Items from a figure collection
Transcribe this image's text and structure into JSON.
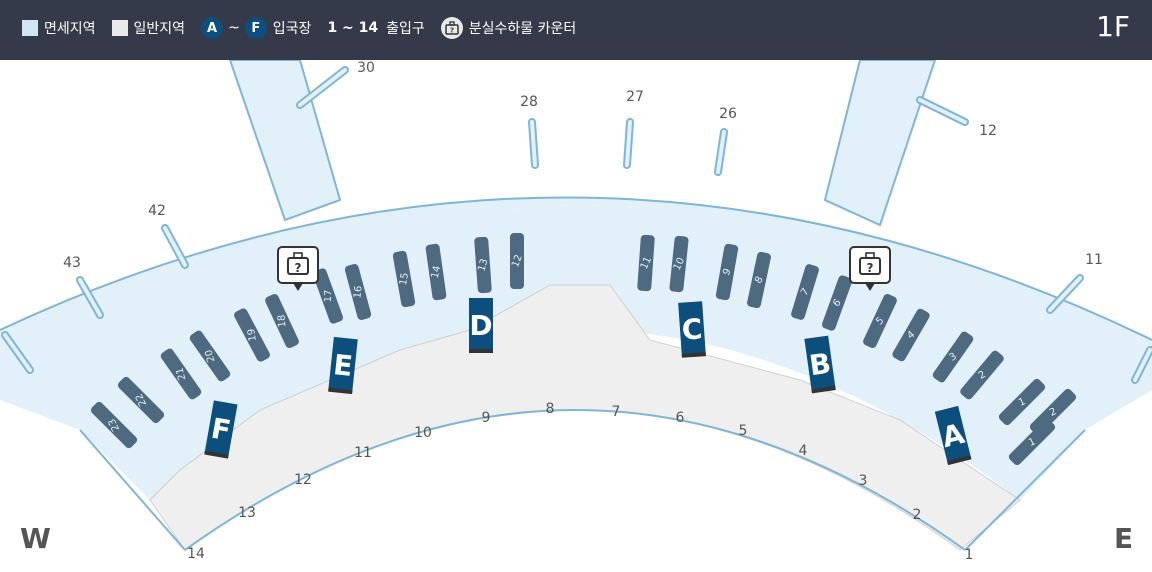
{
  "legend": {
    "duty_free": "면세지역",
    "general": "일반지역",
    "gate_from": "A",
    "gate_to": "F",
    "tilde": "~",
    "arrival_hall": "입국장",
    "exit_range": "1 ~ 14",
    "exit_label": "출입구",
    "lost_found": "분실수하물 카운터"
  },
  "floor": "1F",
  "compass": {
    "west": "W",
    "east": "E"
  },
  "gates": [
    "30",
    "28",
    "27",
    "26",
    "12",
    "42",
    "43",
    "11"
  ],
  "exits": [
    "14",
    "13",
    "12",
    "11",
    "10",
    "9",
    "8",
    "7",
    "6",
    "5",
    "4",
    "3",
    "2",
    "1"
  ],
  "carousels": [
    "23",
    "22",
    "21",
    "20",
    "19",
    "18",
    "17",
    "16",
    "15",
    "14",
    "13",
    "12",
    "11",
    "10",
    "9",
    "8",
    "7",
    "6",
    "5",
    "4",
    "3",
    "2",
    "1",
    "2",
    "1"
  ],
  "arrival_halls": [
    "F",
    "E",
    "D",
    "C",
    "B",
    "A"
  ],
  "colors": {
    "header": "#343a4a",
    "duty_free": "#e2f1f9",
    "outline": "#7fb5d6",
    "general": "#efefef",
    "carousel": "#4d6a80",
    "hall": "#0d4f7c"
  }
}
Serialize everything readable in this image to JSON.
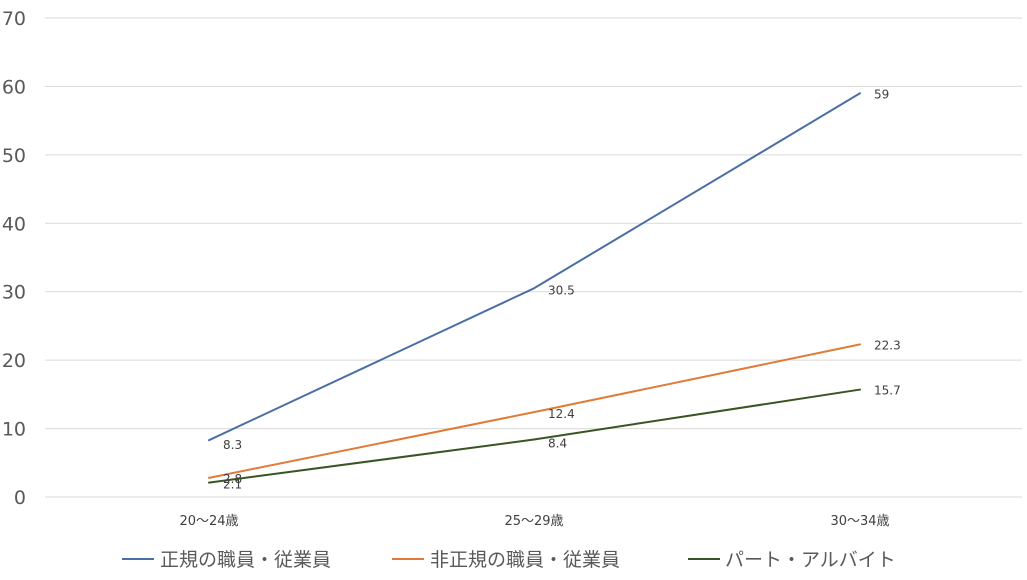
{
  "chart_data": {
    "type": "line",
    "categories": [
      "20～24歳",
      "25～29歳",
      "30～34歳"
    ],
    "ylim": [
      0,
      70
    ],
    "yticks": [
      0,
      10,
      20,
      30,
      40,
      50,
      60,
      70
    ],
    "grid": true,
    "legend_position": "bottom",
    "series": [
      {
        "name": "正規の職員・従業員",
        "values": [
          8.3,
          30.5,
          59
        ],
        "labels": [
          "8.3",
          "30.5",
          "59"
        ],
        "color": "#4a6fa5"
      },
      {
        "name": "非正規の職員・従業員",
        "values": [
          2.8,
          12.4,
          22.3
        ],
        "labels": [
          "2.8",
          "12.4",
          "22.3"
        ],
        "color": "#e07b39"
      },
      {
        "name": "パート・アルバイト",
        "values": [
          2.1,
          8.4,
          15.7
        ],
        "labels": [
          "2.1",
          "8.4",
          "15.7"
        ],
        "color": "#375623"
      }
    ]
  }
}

**Description of the task:** Count the lines in which the string "image" appears, then report only that figure.

**Result for this task:** 2